### Work to be completed
Full transcription, minus images: write out the listing below exactly as it appears.

### Records
"""
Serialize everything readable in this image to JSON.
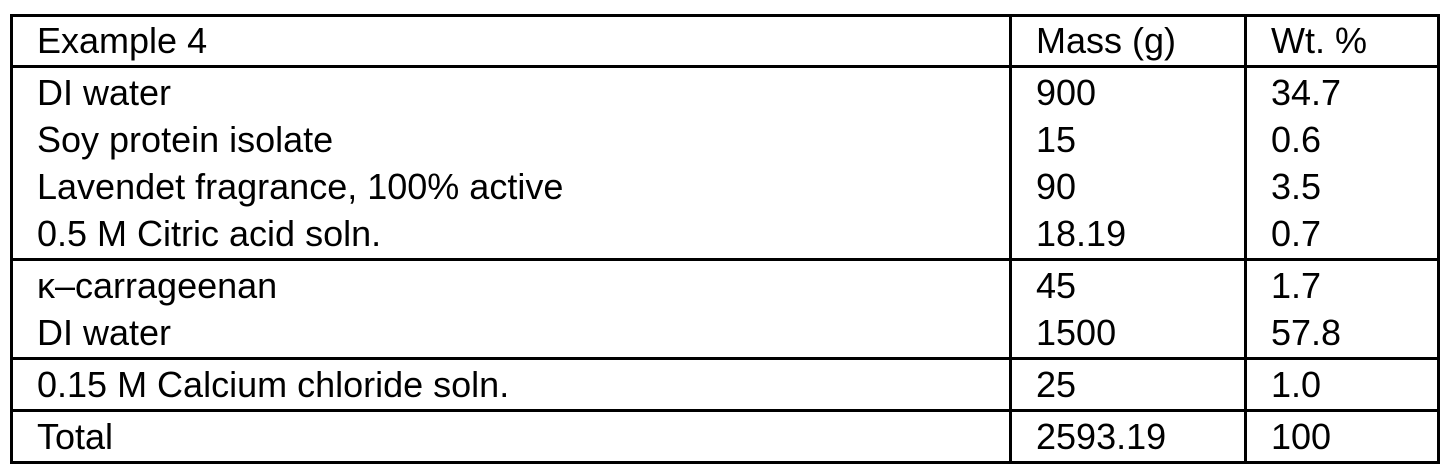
{
  "colors": {
    "border": "#000000",
    "background": "#ffffff",
    "text": "#000000"
  },
  "table": {
    "header": {
      "title": "Example 4",
      "col_mass": "Mass (g)",
      "col_wt": "Wt. %"
    },
    "groups": [
      {
        "rows": [
          {
            "name": "DI water",
            "mass": "900",
            "wt": "34.7"
          },
          {
            "name": "Soy protein isolate",
            "mass": "15",
            "wt": "0.6"
          },
          {
            "name": "Lavendet fragrance, 100% active",
            "mass": "90",
            "wt": "3.5"
          },
          {
            "name": "0.5 M Citric acid soln.",
            "mass": "18.19",
            "wt": "0.7"
          }
        ]
      },
      {
        "rows": [
          {
            "name": "κ–carrageenan",
            "mass": "45",
            "wt": "1.7"
          },
          {
            "name": "DI water",
            "mass": "1500",
            "wt": "57.8"
          }
        ]
      },
      {
        "rows": [
          {
            "name": "0.15 M Calcium chloride soln.",
            "mass": "25",
            "wt": "1.0"
          }
        ]
      }
    ],
    "total": {
      "name": "Total",
      "mass": "2593.19",
      "wt": "100"
    }
  }
}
"""
### Solution to this exercise
Serialize everything readable in this image to JSON.
{
  "colors": {
    "border": "#000000",
    "background": "#ffffff",
    "text": "#000000"
  },
  "table": {
    "header": {
      "title": "Example 4",
      "col_mass": "Mass (g)",
      "col_wt": "Wt. %"
    },
    "groups": [
      {
        "rows": [
          {
            "name": "DI water",
            "mass": "900",
            "wt": "34.7"
          },
          {
            "name": "Soy protein isolate",
            "mass": "15",
            "wt": "0.6"
          },
          {
            "name": "Lavendet fragrance, 100% active",
            "mass": "90",
            "wt": "3.5"
          },
          {
            "name": "0.5 M Citric acid soln.",
            "mass": "18.19",
            "wt": "0.7"
          }
        ]
      },
      {
        "rows": [
          {
            "name": "κ–carrageenan",
            "mass": "45",
            "wt": "1.7"
          },
          {
            "name": "DI water",
            "mass": "1500",
            "wt": "57.8"
          }
        ]
      },
      {
        "rows": [
          {
            "name": "0.15 M Calcium chloride soln.",
            "mass": "25",
            "wt": "1.0"
          }
        ]
      }
    ],
    "total": {
      "name": "Total",
      "mass": "2593.19",
      "wt": "100"
    }
  }
}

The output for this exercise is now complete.